Description of the task: Show, in full, each line of the data that contains "Values".

Supplied records:

------------------------------------------------------------

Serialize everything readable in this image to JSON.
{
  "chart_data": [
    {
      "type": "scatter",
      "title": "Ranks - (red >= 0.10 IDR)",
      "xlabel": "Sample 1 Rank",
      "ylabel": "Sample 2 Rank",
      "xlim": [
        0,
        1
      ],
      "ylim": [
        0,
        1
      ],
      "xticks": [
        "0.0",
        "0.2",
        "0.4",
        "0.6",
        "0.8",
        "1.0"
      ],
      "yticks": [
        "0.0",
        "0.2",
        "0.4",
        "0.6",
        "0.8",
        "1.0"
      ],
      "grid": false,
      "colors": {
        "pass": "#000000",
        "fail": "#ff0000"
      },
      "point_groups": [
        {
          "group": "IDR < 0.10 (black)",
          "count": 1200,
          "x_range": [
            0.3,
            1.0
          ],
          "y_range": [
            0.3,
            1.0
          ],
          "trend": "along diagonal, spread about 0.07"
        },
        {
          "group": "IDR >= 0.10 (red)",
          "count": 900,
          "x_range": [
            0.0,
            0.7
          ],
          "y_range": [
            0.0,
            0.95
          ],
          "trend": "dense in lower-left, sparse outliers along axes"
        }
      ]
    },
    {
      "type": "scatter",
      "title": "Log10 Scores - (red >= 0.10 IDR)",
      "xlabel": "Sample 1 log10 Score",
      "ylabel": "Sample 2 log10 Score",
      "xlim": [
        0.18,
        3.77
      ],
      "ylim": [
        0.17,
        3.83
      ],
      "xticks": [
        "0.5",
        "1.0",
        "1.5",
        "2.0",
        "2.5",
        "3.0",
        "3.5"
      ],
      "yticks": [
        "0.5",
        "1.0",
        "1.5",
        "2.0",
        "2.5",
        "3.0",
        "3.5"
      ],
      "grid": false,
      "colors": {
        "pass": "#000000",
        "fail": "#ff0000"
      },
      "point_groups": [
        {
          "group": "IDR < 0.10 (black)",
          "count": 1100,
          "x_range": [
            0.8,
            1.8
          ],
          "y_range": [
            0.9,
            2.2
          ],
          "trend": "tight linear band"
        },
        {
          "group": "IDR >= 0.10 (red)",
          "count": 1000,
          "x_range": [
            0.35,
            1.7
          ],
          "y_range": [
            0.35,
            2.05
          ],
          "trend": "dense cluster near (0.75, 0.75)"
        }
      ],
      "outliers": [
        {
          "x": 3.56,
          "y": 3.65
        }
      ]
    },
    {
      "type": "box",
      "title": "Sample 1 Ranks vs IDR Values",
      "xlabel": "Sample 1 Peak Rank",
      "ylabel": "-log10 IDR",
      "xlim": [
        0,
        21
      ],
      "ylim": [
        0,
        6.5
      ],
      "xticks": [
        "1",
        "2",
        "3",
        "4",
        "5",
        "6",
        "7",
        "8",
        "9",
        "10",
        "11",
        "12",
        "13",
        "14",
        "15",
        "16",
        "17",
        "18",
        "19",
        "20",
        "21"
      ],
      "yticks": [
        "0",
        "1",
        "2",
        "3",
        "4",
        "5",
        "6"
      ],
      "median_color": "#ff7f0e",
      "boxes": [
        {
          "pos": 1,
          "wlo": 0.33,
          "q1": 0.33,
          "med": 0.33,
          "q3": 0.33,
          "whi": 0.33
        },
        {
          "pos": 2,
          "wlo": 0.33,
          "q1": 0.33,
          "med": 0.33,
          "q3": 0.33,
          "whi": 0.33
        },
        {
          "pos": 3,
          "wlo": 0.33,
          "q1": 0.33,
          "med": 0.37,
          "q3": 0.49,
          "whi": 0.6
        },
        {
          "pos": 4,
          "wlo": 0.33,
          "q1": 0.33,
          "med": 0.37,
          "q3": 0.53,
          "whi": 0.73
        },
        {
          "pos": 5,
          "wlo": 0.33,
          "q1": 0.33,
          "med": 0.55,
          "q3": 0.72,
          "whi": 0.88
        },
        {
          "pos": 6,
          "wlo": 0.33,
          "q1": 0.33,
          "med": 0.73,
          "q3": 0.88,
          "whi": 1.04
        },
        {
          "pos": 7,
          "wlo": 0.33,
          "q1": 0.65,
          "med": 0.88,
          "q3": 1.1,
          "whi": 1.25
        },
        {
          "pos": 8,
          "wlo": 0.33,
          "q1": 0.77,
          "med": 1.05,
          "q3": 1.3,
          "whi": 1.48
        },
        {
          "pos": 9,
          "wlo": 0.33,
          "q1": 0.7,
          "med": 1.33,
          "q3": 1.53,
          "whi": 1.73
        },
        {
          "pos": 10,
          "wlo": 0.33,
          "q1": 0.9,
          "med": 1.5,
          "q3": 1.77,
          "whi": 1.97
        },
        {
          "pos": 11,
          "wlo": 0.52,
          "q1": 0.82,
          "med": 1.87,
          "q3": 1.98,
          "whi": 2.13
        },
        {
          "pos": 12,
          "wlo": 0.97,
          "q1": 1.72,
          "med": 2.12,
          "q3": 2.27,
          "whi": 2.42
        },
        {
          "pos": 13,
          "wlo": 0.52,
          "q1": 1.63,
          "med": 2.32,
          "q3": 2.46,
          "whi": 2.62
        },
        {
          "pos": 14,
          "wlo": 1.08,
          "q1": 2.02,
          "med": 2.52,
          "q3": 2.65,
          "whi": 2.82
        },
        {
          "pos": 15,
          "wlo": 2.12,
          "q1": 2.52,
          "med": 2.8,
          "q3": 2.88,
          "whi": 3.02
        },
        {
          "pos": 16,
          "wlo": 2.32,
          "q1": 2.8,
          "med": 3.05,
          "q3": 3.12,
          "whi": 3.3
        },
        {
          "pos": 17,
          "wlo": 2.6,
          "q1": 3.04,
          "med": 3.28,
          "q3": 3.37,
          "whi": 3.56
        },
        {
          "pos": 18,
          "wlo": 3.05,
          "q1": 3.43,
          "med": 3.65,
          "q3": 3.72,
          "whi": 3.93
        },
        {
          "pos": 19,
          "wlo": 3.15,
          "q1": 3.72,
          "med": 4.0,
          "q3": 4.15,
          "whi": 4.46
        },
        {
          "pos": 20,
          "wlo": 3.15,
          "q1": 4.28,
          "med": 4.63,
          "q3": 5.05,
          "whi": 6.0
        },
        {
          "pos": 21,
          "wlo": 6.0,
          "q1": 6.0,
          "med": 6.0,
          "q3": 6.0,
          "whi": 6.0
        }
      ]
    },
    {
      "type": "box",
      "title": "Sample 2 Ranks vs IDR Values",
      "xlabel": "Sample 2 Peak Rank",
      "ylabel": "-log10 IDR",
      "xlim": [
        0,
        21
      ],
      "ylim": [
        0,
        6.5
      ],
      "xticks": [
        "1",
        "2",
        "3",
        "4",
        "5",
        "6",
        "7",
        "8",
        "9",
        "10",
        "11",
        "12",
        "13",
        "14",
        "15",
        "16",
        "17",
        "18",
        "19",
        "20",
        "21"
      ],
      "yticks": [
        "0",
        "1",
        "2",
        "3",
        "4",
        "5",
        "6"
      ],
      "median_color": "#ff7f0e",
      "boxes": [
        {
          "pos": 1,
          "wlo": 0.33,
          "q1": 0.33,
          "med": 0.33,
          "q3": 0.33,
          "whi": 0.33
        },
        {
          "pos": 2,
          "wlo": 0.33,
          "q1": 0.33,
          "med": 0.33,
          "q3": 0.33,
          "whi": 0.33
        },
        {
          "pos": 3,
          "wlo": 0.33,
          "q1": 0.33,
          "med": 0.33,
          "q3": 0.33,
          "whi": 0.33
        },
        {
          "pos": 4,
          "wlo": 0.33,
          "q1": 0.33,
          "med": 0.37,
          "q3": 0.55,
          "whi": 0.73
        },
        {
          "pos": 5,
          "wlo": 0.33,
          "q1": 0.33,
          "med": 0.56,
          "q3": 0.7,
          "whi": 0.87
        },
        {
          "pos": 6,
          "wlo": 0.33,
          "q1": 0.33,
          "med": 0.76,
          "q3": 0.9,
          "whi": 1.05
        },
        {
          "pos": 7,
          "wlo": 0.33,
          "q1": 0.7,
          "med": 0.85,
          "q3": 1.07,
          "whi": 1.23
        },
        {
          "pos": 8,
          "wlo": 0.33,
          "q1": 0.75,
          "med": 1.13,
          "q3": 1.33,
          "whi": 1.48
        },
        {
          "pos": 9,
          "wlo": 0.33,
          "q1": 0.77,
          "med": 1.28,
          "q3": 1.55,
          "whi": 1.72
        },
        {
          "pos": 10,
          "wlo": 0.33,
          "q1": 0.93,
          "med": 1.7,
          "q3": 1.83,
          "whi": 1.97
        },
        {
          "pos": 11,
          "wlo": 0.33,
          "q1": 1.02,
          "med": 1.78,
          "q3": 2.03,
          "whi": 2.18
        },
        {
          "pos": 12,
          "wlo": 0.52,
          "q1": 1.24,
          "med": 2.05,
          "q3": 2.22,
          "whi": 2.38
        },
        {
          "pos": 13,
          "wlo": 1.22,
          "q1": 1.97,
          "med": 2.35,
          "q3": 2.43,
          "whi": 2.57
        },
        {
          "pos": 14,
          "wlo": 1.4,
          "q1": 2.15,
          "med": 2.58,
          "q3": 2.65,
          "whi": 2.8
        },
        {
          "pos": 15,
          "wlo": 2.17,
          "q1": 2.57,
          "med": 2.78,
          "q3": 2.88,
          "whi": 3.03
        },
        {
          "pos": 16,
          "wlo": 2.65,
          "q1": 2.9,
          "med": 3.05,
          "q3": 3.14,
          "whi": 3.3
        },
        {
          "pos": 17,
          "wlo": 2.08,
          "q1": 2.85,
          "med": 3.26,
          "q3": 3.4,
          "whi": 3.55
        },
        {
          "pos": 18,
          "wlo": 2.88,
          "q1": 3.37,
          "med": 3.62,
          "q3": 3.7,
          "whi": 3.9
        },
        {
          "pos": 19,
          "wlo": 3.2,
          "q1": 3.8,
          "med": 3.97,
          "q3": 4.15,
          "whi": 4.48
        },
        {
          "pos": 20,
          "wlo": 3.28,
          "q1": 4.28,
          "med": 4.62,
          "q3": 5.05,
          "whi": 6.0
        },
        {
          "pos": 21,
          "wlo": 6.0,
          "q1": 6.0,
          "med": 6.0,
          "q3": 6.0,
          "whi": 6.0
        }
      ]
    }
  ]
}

------------------------------------------------------------

Result of the task:
      "title": "Sample 1 Ranks vs IDR Values",
      "title": "Sample 2 Ranks vs IDR Values",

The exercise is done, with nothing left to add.